## [RAW DATA]

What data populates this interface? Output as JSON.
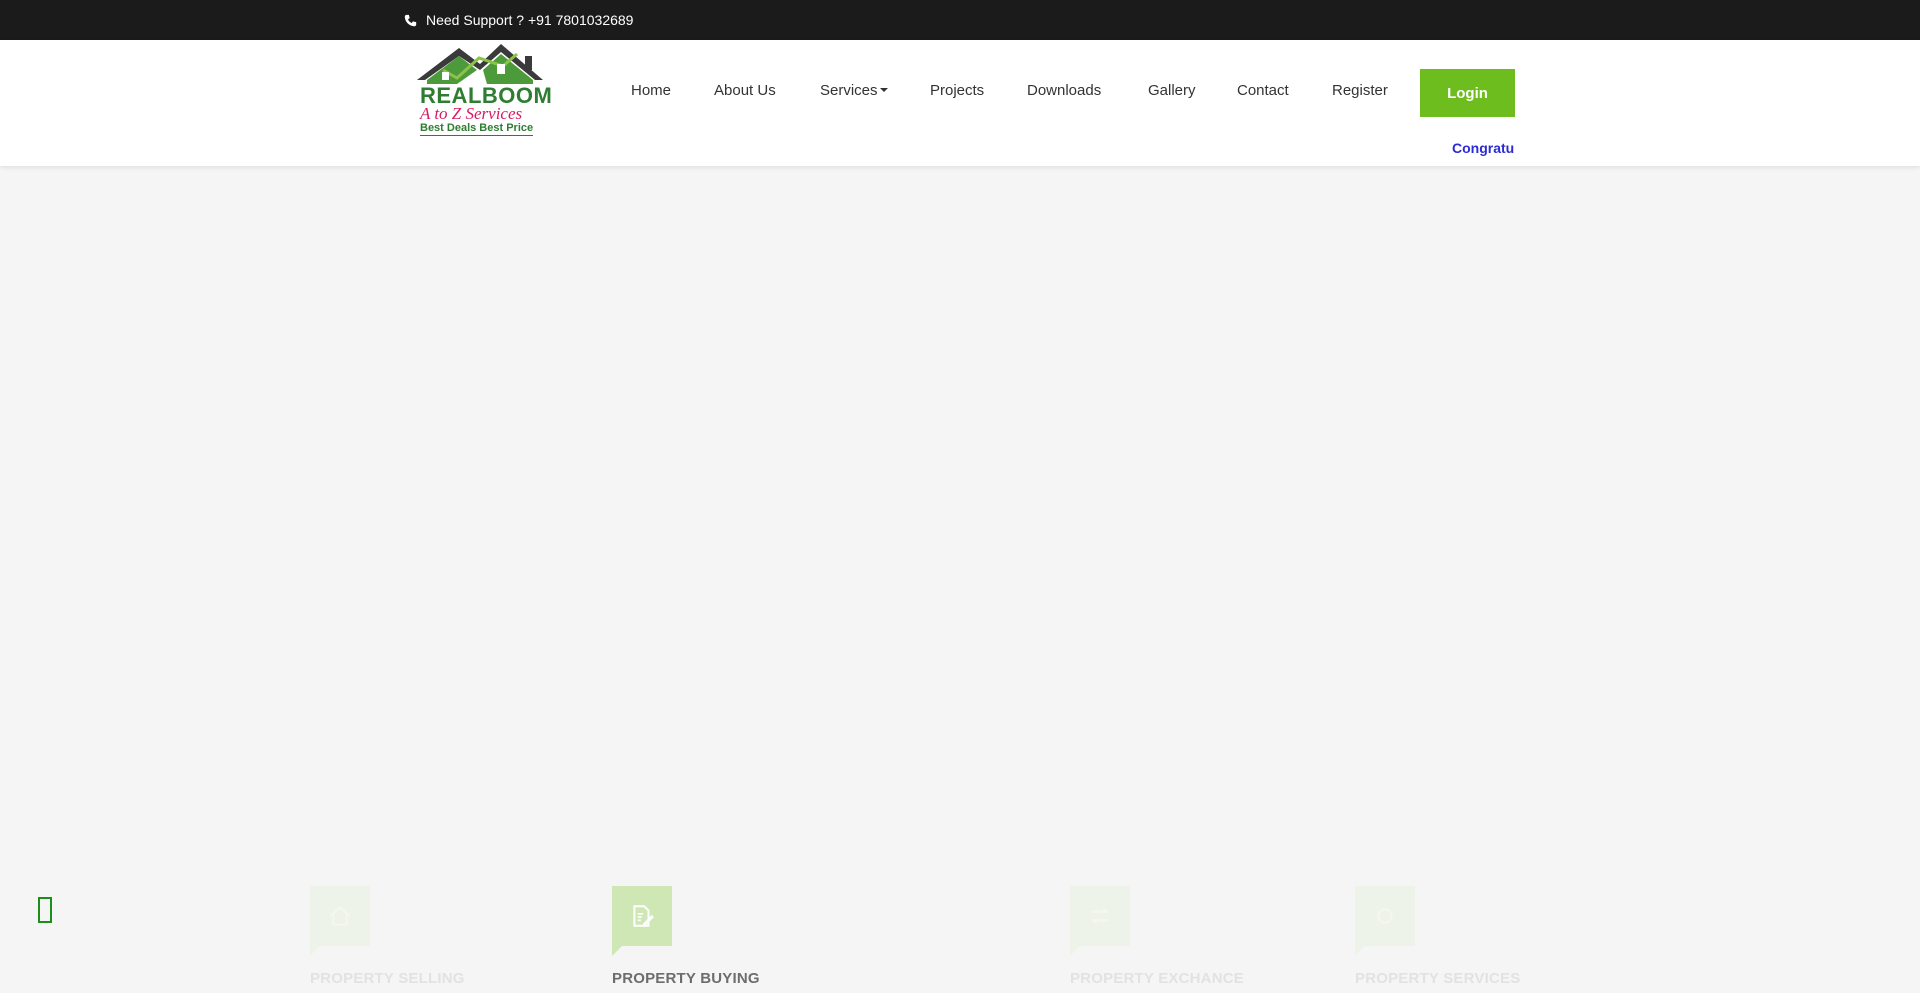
{
  "topbar": {
    "support_text": "Need Support ? +91 7801032689",
    "icon": "phone-icon"
  },
  "logo": {
    "brand": "REALBOOM",
    "tagline": "A to Z Services",
    "slogan": "Best Deals Best Price"
  },
  "nav": {
    "items": [
      {
        "label": "Home"
      },
      {
        "label": "About Us"
      },
      {
        "label": "Services"
      },
      {
        "label": "Projects"
      },
      {
        "label": "Downloads"
      },
      {
        "label": "Gallery"
      },
      {
        "label": "Contact"
      },
      {
        "label": "Register"
      }
    ],
    "login_label": "Login"
  },
  "ticker_text": "Congratu",
  "services": [
    {
      "title": "PROPERTY SELLING",
      "icon": "house-icon"
    },
    {
      "title": "PROPERTY BUYING",
      "icon": "document-edit-icon"
    },
    {
      "title": "PROPERTY EXCHANCE",
      "icon": "exchange-icon"
    },
    {
      "title": "PROPERTY SERVICES",
      "icon": "tools-icon"
    }
  ],
  "colors": {
    "topbar_bg": "#1b1b1b",
    "accent_green": "#6dbd1e",
    "ticker_blue": "#2b2bd6",
    "page_bg": "#f5f5f5"
  }
}
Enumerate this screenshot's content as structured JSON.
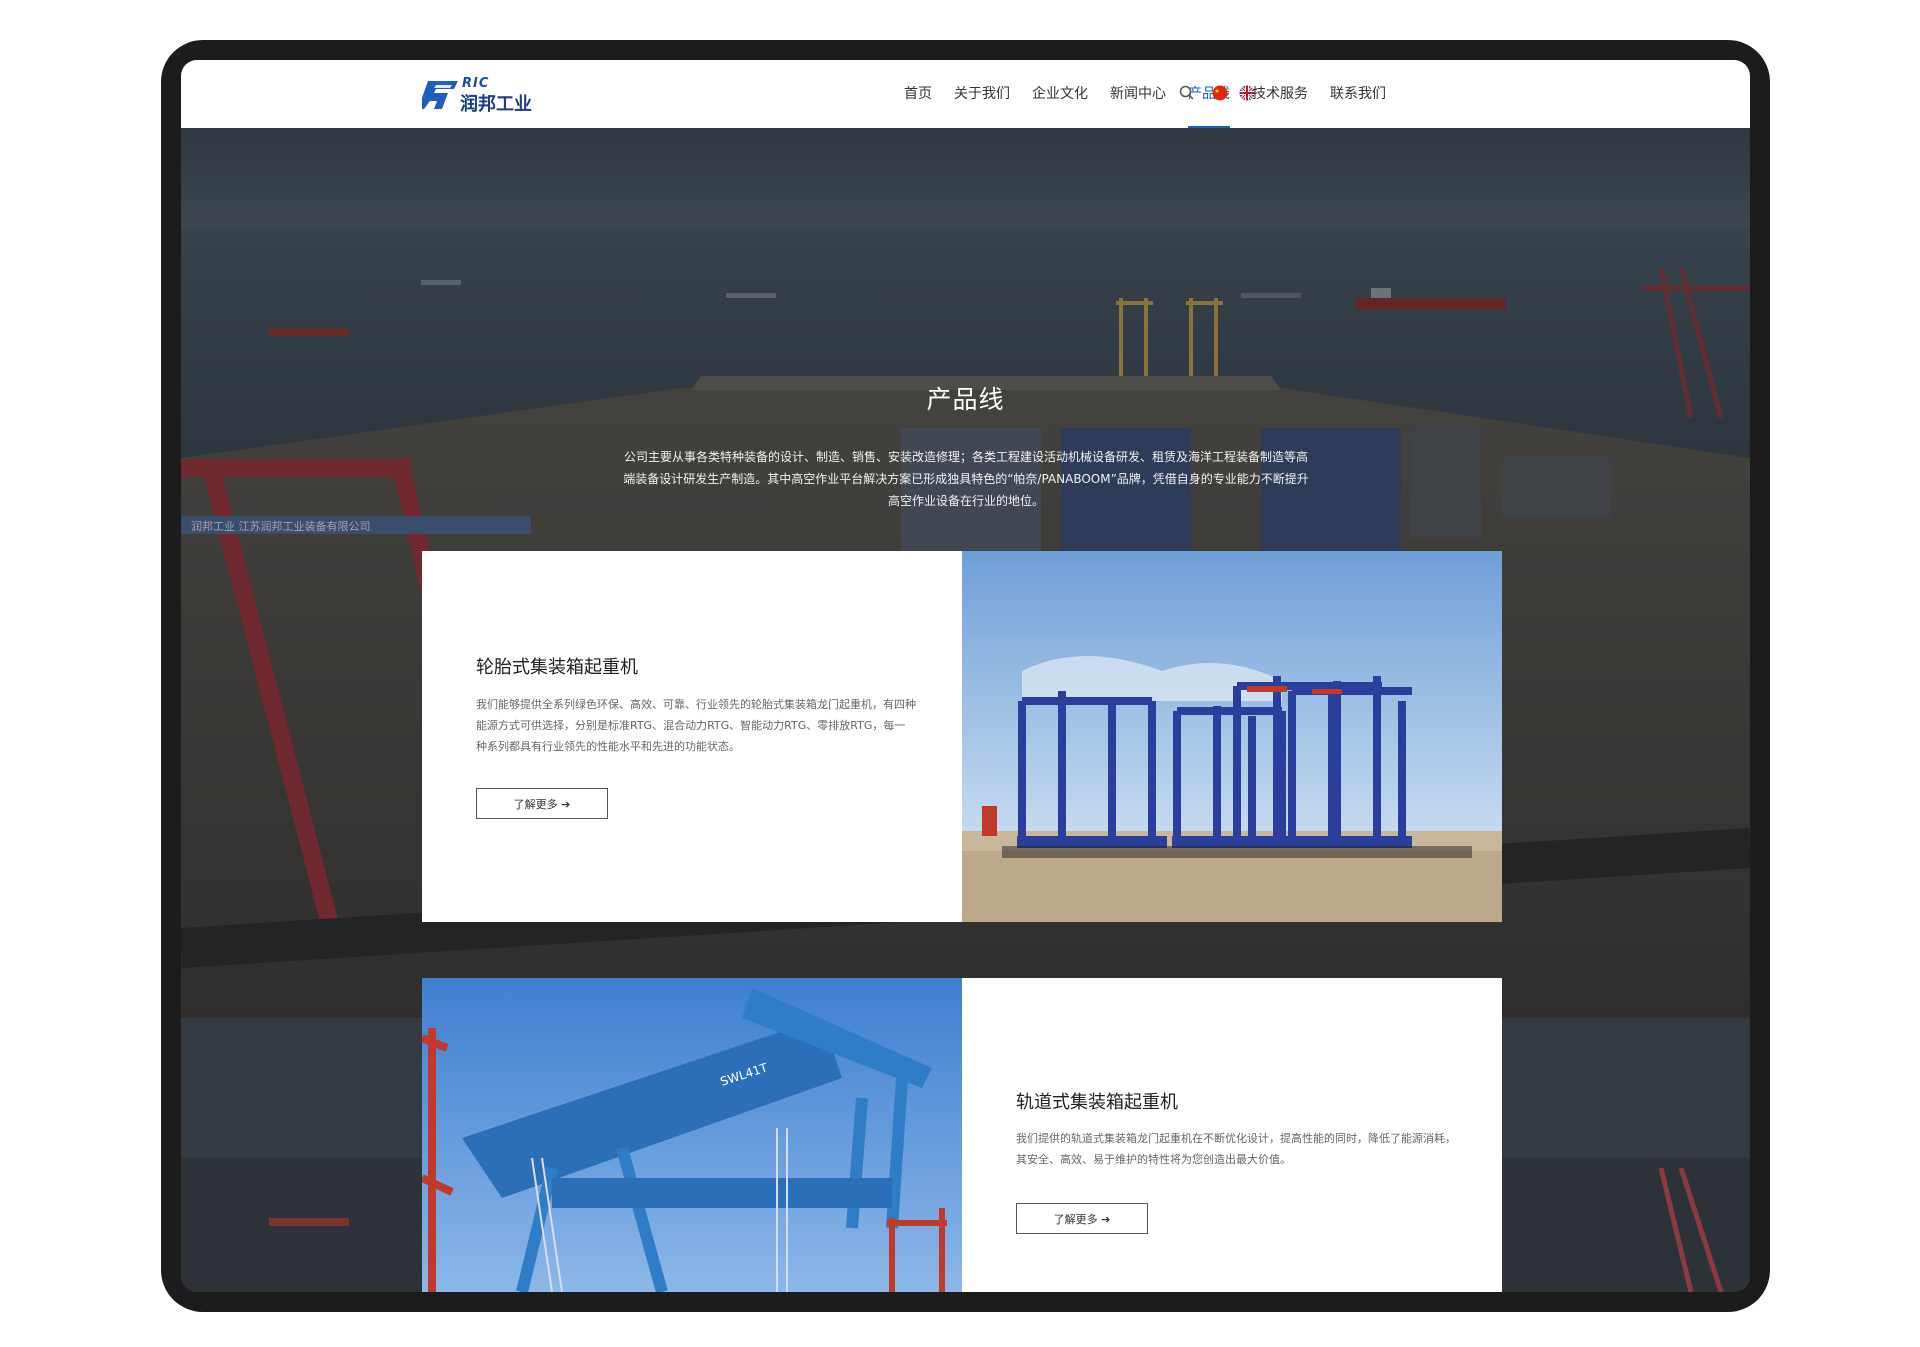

## [TASK DESCRIPTION]
Retype every entry verbatim and exclude the pictures from the copy.

## [ANSWER BELOW]
What data populates this interface? Output as JSON.
{
  "topbar": {
    "support_text": "Need Support ? +91 7801032689",
    "icon": "phone-icon"
  },
  "logo": {
    "brand": "REALBOOM",
    "tagline": "A to Z Services",
    "slogan": "Best Deals Best Price"
  },
  "nav": {
    "items": [
      {
        "label": "Home"
      },
      {
        "label": "About Us"
      },
      {
        "label": "Services"
      },
      {
        "label": "Projects"
      },
      {
        "label": "Downloads"
      },
      {
        "label": "Gallery"
      },
      {
        "label": "Contact"
      },
      {
        "label": "Register"
      }
    ],
    "login_label": "Login"
  },
  "ticker_text": "Congratu",
  "services": [
    {
      "title": "PROPERTY SELLING",
      "icon": "house-icon"
    },
    {
      "title": "PROPERTY BUYING",
      "icon": "document-edit-icon"
    },
    {
      "title": "PROPERTY EXCHANCE",
      "icon": "exchange-icon"
    },
    {
      "title": "PROPERTY SERVICES",
      "icon": "tools-icon"
    }
  ],
  "colors": {
    "topbar_bg": "#1b1b1b",
    "accent_green": "#6dbd1e",
    "ticker_blue": "#2b2bd6",
    "page_bg": "#f5f5f5"
  }
}
Enumerate this screenshot's content as structured JSON.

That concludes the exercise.